--- Saved entries ---
====

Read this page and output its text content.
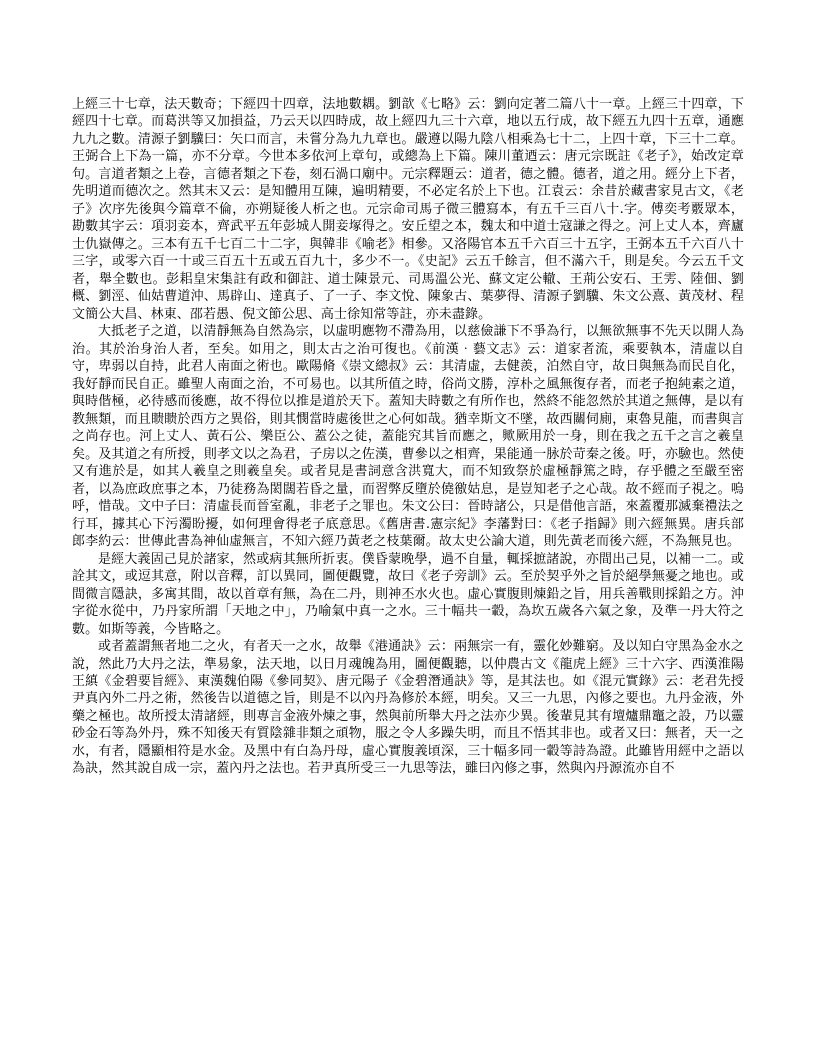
上經三十七章，法天數奇；下經四十四章，法地數耦。劉歆《七略》云：劉向定著二篇八十一章。上經三十四章，下經四十七章。而葛洪等又加損益，乃云天以四時成，故上經四九三十六章，地以五行成，故下經五九四十五章，通應九九之數。清源子劉驥曰：矢口而言，未嘗分為九九章也。嚴遵以陽九陰八相乘為七十二，上四十章，下三十二章。王弼合上下為一篇，亦不分章。今世本多依河上章句，或總為上下篇。陳川董迺云：唐元宗既註《老子》，始改定章句。言道者類之上卷，言德者類之下卷，刻石渦口廟中。元宗釋題云：道者，德之體。德者，道之用。經分上下者，先明道而德次之。然其末又云：是知體用互陳，遍明精要，不必定名於上下也。江袁云：余昔於藏書家見古文，《老子》次序先後與今篇章不倫，亦朔疑後人析之也。元宗命司馬子微三體寫本，有五千三百八十.字。傅奕考覈眾本，勘數其字云：項羽妾本，齊武平五年彭城人開妾塚得之。安丘望之本，魏太和中道士寇謙之得之。河上丈人本，齊廬士仇嶽傳之。三本有五千七百二十二字，與韓非《喻老》相參。又洛陽官本五千六百三十五字，王弼本五千六百八十三字，或零六百一十或三百五十五或五百九十，多少不一。《史記》云五千餘言，但不滿六千，則是矣。今云五千文者，舉全數也。彭耜皇宋集註有政和御註、道士陳景元、司馬溫公光、蘇文定公轍、王荊公安石、王雱、陸佃、劉概、劉涇、仙姑曹道沖、馬辟山、達真子、了一子、李文悅、陳象古、葉夢得、清源子劉驥、朱文公熹、黃茂材、程文簡公大昌、林東、邵若愚、倪文節公思、高士徐知常等註，亦未盡錄。

大抵老子之道，以清靜無為自然為宗，以虛明應物不滯為用，以慈儉謙下不爭為行，以無欲無事不先天以開人為治。其於治身治人者，至矣。如用之，則太古之治可復也。《前漢‧藝文志》云：道家者流，乘要執本，清虛以自守，卑弱以自持，此君人南面之術也。歐陽脩《崇文總叔》云：其清虛，去健羨，泊然自守，故日與無為而民自化，我好靜而民自正。雖聖人南面之治，不可易也。以其所值之時，俗尚文勝，淳朴之風無復存者，而老子抱純素之道，與時偕極，必待感而後應，故不得位以推是道於天下。蓋知夫時數之有所作也，然終不能忽然於其道之無傳，是以有教無類，而且瞆瞆於西方之異俗，則其憫當時處後世之心何如哉。猶幸斯文不墜，故西關伺廁，東魯見龍，而書與言之尚存也。河上丈人、黃石公、樂臣公、蓋公之徒，蓋能究其旨而應之，歟厥用於一身，則在我之五千之言之羲皇矣。及其道之有所授，則孝文以之為君，子房以之佐漢，曹參以之相齊，果能通一脉於苛秦之後。吁，亦驗也。然使又有進於是，如其人羲皇之則羲皇矣。或者見是書詞意含洪寬大，而不知致祭於虛極靜篤之時，存乎體之至嚴至密者，以為庶政庶事之本，乃徒務為閎闊若昏之量，而習弊反墮於僥徼姑息，是豈知老子之心哉。故不經而子視之。嗚呼，惜哉。文中子曰：清虛長而晉室亂，非老子之罪也。朱文公曰：晉時諸公，只是借他言語，來蓋覆那滅棄禮法之行耳，據其心下污濁盼擾，如何理會得老子底意思。《舊唐書.憲宗紀》李藩對曰：《老子指歸》則六經無異。唐兵部郎李約云：世傳此書為神仙虛無言，不知六經乃黃老之枝葉爾。故太史公論大道，則先黃老而後六經，不為無見也。

是經大義固己見於諸家，然或病其無所折衷。僕昏蒙晚學，過不自量，輒採摭諸說，亦間出己見，以補一二。或詮其文，或逗其意，附以音釋，訂以異同，圖便觀覽，故曰《老子旁訓》云。至於契乎外之旨於絕學無憂之地也。或間微言隱訣，多寓其間，故以首章有無，為在二丹，則神丕水火也。虛心實腹則煉鉛之旨，用兵善戰則採鉛之方。沖字從水從中，乃丹家所謂「天地之中」，乃喻氣中真一之水。三十幅共一轂，為坎五歲各六氣之象，及準一丹大符之數。如斯等義，今皆略之。

或者蓋謂無者地二之火，有者天一之水，故舉《港通訣》云：兩無宗一有，靈化妙難窮。及以知白守黑為金水之說，然此乃大丹之法，準易象，法天地，以日月魂魄為用，圖便觀聽，以仲農古文《龍虎上經》三十六字、西漢淮陽王縝《金碧要旨經》、東漢魏伯陽《參同契》、唐元陽子《金碧潛通訣》等，是其法也。如《混元實錄》云：老君先授尹真內外二丹之術，然後告以道德之旨，則是不以內丹為修於本經，明矣。又三一九思，內修之要也。九丹金液，外藥之極也。故所授太清諸經，則專言金液外煉之事，然與前所舉大丹之法亦少異。後輩見其有壇爐鼎竈之設，乃以靈砂金石等為外丹，殊不知後天有質陰雜非類之頑物，服之令人多躁失明，而且不悟其非也。或者又曰：無者，天一之水，有者，隱顯相符是水金。及黑中有白為丹母，虛心實腹義頃深，三十幅多同一轂等詩為證。此雖皆用經中之語以為訣，然其說自成一宗，蓋內丹之法也。若尹真所受三一九思等法，雖曰內修之事，然與內丹源流亦自不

====

--- What is asked ---
All of the records need repeating exactly, except for the pictures.

--- Written response ---
Read this page and output its text content.
上經三十七章，法天數奇；下經四十四章，法地數耦。劉歆《七略》云：劉向定著二篇八十一章。上經三十四章，下經四十七章。而葛洪等又加損益，乃云天以四時成，故上經四九三十六章，地以五行成，故下經五九四十五章，通應九九之數。清源子劉驥曰：矢口而言，未嘗分為九九章也。嚴遵以陽九陰八相乘為七十二，上四十章，下三十二章。王弼合上下為一篇，亦不分章。今世本多依河上章句，或總為上下篇。陳川董迺云：唐元宗既註《老子》，始改定章句。言道者類之上卷，言德者類之下卷，刻石渦口廟中。元宗釋題云：道者，德之體。德者，道之用。經分上下者，先明道而德次之。然其末又云：是知體用互陳，遍明精要，不必定名於上下也。江袁云：余昔於藏書家見古文，《老子》次序先後與今篇章不倫，亦朔疑後人析之也。元宗命司馬子微三體寫本，有五千三百八十.字。傅奕考覈眾本，勘數其字云：項羽妾本，齊武平五年彭城人開妾塚得之。安丘望之本，魏太和中道士寇謙之得之。河上丈人本，齊廬士仇嶽傳之。三本有五千七百二十二字，與韓非《喻老》相參。又洛陽官本五千六百三十五字，王弼本五千六百八十三字，或零六百一十或三百五十五或五百九十，多少不一。《史記》云五千餘言，但不滿六千，則是矣。今云五千文者，舉全數也。彭耜皇宋集註有政和御註、道士陳景元、司馬溫公光、蘇文定公轍、王荊公安石、王雱、陸佃、劉概、劉涇、仙姑曹道沖、馬辟山、達真子、了一子、李文悅、陳象古、葉夢得、清源子劉驥、朱文公熹、黃茂材、程文簡公大昌、林東、邵若愚、倪文節公思、高士徐知常等註，亦未盡錄。

大抵老子之道，以清靜無為自然為宗，以虛明應物不滯為用，以慈儉謙下不爭為行，以無欲無事不先天以開人為治。其於治身治人者，至矣。如用之，則太古之治可復也。《前漢‧藝文志》云：道家者流，乘要執本，清虛以自守，卑弱以自持，此君人南面之術也。歐陽脩《崇文總叔》云：其清虛，去健羨，泊然自守，故日與無為而民自化，我好靜而民自正。雖聖人南面之治，不可易也。以其所值之時，俗尚文勝，淳朴之風無復存者，而老子抱純素之道，與時偕極，必待感而後應，故不得位以推是道於天下。蓋知夫時數之有所作也，然終不能忽然於其道之無傳，是以有教無類，而且瞆瞆於西方之異俗，則其憫當時處後世之心何如哉。猶幸斯文不墜，故西關伺廁，東魯見龍，而書與言之尚存也。河上丈人、黃石公、樂臣公、蓋公之徒，蓋能究其旨而應之，歟厥用於一身，則在我之五千之言之羲皇矣。及其道之有所授，則孝文以之為君，子房以之佐漢，曹參以之相齊，果能通一脉於苛秦之後。吁，亦驗也。然使又有進於是，如其人羲皇之則羲皇矣。或者見是書詞意含洪寬大，而不知致祭於虛極靜篤之時，存乎體之至嚴至密者，以為庶政庶事之本，乃徒務為閎闊若昏之量，而習弊反墮於僥徼姑息，是豈知老子之心哉。故不經而子視之。嗚呼，惜哉。文中子曰：清虛長而晉室亂，非老子之罪也。朱文公曰：晉時諸公，只是借他言語，來蓋覆那滅棄禮法之行耳，據其心下污濁盼擾，如何理會得老子底意思。《舊唐書.憲宗紀》李藩對曰：《老子指歸》則六經無異。唐兵部郎李約云：世傳此書為神仙虛無言，不知六經乃黃老之枝葉爾。故太史公論大道，則先黃老而後六經，不為無見也。

是經大義固己見於諸家，然或病其無所折衷。僕昏蒙晚學，過不自量，輒採摭諸說，亦間出己見，以補一二。或詮其文，或逗其意，附以音釋，訂以異同，圖便觀覽，故曰《老子旁訓》云。至於契乎外之旨於絕學無憂之地也。或間微言隱訣，多寓其間，故以首章有無，為在二丹，則神丕水火也。虛心實腹則煉鉛之旨，用兵善戰則採鉛之方。沖字從水從中，乃丹家所謂「天地之中」，乃喻氣中真一之水。三十幅共一轂，為坎五歲各六氣之象，及準一丹大符之數。如斯等義，今皆略之。

或者蓋謂無者地二之火，有者天一之水，故舉《港通訣》云：兩無宗一有，靈化妙難窮。及以知白守黑為金水之說，然此乃大丹之法，準易象，法天地，以日月魂魄為用，圖便觀聽，以仲農古文《龍虎上經》三十六字、西漢淮陽王縝《金碧要旨經》、東漢魏伯陽《參同契》、唐元陽子《金碧潛通訣》等，是其法也。如《混元實錄》云：老君先授尹真內外二丹之術，然後告以道德之旨，則是不以內丹為修於本經，明矣。又三一九思，內修之要也。九丹金液，外藥之極也。故所授太清諸經，則專言金液外煉之事，然與前所舉大丹之法亦少異。後輩見其有壇爐鼎竈之設，乃以靈砂金石等為外丹，殊不知後天有質陰雜非類之頑物，服之令人多躁失明，而且不悟其非也。或者又曰：無者，天一之水，有者，隱顯相符是水金。及黑中有白為丹母，虛心實腹義頃深，三十幅多同一轂等詩為證。此雖皆用經中之語以為訣，然其說自成一宗，蓋內丹之法也。若尹真所受三一九思等法，雖曰內修之事，然與內丹源流亦自不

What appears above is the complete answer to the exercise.